PROBLEM DETAILS: Gather all lines from the material that contain "JSON".

Records
** START **

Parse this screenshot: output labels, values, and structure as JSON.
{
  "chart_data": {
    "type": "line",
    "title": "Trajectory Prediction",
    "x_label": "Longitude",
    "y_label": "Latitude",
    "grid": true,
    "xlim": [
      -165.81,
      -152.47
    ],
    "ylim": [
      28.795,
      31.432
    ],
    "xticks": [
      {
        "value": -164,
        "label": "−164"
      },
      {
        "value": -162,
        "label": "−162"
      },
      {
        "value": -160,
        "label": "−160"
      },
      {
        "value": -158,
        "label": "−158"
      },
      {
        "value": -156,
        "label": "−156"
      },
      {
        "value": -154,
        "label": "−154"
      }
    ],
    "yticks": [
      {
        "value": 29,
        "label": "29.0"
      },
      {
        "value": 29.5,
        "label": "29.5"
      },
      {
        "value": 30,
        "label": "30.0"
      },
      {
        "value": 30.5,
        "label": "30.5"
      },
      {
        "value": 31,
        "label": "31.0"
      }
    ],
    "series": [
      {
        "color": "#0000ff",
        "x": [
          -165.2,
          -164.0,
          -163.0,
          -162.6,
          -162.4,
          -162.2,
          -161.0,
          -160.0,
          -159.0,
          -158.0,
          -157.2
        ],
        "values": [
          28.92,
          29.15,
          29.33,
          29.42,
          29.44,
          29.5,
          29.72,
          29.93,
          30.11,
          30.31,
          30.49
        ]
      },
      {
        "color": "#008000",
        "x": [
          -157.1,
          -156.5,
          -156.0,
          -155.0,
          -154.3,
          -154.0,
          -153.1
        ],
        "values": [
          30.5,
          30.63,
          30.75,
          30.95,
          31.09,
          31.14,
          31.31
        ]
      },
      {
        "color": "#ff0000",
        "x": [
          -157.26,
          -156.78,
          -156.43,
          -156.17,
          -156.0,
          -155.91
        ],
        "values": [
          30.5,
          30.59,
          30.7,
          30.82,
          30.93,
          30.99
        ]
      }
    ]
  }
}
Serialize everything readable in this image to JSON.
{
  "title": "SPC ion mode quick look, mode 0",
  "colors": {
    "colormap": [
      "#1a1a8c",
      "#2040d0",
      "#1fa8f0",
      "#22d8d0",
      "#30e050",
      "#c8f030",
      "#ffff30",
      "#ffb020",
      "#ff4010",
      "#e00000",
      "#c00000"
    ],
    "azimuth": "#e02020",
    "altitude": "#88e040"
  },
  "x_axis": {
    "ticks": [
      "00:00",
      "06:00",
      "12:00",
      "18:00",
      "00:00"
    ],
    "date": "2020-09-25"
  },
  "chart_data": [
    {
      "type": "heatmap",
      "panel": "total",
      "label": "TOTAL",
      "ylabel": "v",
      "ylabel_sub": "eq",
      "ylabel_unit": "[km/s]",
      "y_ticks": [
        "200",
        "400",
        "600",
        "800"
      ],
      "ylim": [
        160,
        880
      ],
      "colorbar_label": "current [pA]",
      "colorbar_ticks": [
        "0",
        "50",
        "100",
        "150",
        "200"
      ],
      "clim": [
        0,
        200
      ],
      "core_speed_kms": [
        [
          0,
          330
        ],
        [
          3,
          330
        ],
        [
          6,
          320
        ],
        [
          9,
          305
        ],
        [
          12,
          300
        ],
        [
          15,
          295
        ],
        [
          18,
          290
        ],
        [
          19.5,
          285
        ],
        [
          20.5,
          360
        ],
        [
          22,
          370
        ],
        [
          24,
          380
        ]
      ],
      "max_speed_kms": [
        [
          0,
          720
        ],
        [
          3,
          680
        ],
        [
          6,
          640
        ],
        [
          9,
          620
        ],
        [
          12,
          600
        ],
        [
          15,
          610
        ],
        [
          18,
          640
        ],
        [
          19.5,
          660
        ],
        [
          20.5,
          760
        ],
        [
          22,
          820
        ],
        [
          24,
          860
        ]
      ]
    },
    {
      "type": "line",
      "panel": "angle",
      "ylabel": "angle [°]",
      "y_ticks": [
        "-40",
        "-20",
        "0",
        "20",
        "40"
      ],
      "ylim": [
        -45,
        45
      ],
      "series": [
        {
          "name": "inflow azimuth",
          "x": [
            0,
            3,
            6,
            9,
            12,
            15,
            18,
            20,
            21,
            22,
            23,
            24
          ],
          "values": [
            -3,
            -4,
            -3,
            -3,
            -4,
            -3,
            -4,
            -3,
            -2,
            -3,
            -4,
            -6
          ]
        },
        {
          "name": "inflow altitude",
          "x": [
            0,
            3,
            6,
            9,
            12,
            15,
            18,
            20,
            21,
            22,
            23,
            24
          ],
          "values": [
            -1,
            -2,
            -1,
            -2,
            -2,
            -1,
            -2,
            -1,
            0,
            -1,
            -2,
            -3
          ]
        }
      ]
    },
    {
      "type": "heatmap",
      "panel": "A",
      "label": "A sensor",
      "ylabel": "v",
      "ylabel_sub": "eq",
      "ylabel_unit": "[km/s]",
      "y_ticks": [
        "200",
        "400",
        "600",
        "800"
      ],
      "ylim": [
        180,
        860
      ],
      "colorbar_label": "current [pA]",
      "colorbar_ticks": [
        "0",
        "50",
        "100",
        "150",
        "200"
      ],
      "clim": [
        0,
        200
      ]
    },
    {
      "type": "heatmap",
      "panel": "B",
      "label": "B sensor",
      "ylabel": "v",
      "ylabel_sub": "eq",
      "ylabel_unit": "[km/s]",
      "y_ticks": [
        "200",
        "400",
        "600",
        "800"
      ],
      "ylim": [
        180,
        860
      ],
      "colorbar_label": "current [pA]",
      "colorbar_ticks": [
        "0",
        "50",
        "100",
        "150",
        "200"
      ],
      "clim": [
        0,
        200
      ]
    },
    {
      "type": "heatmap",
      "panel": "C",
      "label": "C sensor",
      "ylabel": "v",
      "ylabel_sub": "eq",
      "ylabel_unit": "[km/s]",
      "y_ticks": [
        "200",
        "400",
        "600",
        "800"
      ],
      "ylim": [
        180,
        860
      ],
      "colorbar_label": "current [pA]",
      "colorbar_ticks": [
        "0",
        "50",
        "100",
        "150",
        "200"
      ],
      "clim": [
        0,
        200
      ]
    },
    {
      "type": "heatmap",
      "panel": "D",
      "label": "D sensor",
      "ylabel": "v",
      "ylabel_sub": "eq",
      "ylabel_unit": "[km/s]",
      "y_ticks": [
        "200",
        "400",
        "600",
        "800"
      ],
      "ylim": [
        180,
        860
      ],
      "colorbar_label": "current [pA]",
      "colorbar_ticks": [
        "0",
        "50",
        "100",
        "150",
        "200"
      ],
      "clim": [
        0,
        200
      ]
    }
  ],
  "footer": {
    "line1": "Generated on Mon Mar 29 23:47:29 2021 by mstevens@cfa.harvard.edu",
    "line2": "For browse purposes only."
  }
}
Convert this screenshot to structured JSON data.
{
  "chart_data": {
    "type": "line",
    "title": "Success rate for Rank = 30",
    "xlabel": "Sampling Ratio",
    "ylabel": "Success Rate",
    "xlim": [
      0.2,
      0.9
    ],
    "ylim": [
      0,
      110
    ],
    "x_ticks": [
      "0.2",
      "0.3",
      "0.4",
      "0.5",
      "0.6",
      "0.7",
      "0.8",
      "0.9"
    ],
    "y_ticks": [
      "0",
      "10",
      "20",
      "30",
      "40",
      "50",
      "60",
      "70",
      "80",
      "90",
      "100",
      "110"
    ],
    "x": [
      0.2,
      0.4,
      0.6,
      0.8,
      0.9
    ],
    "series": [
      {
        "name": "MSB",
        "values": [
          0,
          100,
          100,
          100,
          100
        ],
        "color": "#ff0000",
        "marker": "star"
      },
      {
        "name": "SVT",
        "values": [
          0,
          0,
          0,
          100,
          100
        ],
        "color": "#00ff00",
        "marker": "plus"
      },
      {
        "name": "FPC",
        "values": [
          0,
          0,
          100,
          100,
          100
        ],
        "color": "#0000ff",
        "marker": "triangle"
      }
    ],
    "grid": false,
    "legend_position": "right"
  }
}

** END **

FULL SOLUTION:
Parse this screenshot: output labels, values, and structure as JSON.
Serialize everything readable in this image to JSON.
Convert this screenshot to structured JSON data.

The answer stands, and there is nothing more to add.